§ **To do**:
Return every one of the following records verbatim, with no changes.

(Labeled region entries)

★ ★ ★

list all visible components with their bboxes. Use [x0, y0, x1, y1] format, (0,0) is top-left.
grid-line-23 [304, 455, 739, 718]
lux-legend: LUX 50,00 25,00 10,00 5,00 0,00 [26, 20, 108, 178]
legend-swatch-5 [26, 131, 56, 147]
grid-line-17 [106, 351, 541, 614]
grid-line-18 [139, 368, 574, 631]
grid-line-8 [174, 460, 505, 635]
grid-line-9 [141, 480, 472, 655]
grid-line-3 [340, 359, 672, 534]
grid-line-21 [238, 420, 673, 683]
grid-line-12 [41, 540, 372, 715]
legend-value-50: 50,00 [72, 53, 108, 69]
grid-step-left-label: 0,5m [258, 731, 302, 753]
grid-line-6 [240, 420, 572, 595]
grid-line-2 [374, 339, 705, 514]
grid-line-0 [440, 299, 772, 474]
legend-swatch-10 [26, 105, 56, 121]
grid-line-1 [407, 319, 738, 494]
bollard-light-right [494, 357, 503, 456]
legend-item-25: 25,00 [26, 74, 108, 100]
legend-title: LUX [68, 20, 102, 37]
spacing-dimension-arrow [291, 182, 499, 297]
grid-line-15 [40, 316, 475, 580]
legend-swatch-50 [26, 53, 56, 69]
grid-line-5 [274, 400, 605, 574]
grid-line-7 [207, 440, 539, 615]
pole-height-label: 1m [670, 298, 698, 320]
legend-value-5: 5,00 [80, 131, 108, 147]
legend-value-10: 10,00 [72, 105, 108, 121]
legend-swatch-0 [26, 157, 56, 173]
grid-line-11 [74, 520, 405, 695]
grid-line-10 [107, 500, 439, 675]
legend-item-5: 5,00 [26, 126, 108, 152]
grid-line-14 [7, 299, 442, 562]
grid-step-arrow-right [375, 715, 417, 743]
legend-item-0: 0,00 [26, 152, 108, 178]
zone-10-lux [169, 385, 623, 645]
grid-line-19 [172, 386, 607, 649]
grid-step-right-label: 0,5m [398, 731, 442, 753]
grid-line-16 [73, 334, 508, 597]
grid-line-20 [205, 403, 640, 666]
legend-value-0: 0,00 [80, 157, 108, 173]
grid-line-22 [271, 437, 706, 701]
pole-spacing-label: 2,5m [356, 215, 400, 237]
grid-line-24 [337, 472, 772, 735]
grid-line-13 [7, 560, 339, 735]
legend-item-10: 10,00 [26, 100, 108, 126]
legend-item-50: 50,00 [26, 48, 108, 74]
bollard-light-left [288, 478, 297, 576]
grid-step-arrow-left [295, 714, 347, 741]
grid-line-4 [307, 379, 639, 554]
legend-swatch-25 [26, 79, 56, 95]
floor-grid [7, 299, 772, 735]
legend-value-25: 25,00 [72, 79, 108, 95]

★ ★ ★

§ **Problem solution**:
list all visible components with their bboxes. Use [x0, y0, x1, y1] format, (0,0) is top-left.
grid-line-23 [304, 455, 739, 718]
lux-legend: LUX 50,00 25,00 10,00 5,00 0,00 [26, 20, 108, 178]
legend-swatch-5 [26, 131, 56, 147]
grid-line-17 [106, 351, 541, 614]
grid-line-18 [139, 368, 574, 631]
grid-line-8 [174, 460, 505, 635]
grid-line-9 [141, 480, 472, 655]
grid-line-3 [340, 359, 672, 534]
grid-line-21 [238, 420, 673, 683]
grid-line-12 [41, 540, 372, 715]
legend-value-50: 50,00 [72, 53, 108, 69]
grid-step-left-label: 0,5m [258, 731, 302, 753]
grid-line-6 [240, 420, 572, 595]
grid-line-2 [374, 339, 705, 514]
grid-line-0 [440, 299, 772, 474]
legend-swatch-10 [26, 105, 56, 121]
grid-line-1 [407, 319, 738, 494]
bollard-light-right [494, 357, 503, 456]
legend-item-25: 25,00 [26, 74, 108, 100]
legend-title: LUX [68, 20, 102, 37]
spacing-dimension-arrow [291, 182, 499, 297]
grid-line-15 [40, 316, 475, 580]
legend-swatch-50 [26, 53, 56, 69]
grid-line-5 [274, 400, 605, 574]
grid-line-7 [207, 440, 539, 615]
pole-height-label: 1m [670, 298, 698, 320]
legend-value-5: 5,00 [80, 131, 108, 147]
legend-value-10: 10,00 [72, 105, 108, 121]
legend-swatch-0 [26, 157, 56, 173]
grid-line-11 [74, 520, 405, 695]
grid-line-10 [107, 500, 439, 675]
legend-item-5: 5,00 [26, 126, 108, 152]
grid-line-14 [7, 299, 442, 562]
grid-step-arrow-right [375, 715, 417, 743]
legend-item-0: 0,00 [26, 152, 108, 178]
zone-10-lux [169, 385, 623, 645]
grid-line-19 [172, 386, 607, 649]
grid-step-right-label: 0,5m [398, 731, 442, 753]
grid-line-16 [73, 334, 508, 597]
grid-line-20 [205, 403, 640, 666]
legend-value-0: 0,00 [80, 157, 108, 173]
grid-line-22 [271, 437, 706, 701]
pole-spacing-label: 2,5m [356, 215, 400, 237]
grid-line-24 [337, 472, 772, 735]
grid-line-13 [7, 560, 339, 735]
legend-item-10: 10,00 [26, 100, 108, 126]
legend-item-50: 50,00 [26, 48, 108, 74]
bollard-light-left [288, 478, 297, 576]
grid-step-arrow-left [295, 714, 347, 741]
grid-line-4 [307, 379, 639, 554]
legend-swatch-25 [26, 79, 56, 95]
floor-grid [7, 299, 772, 735]
legend-value-25: 25,00 [72, 79, 108, 95]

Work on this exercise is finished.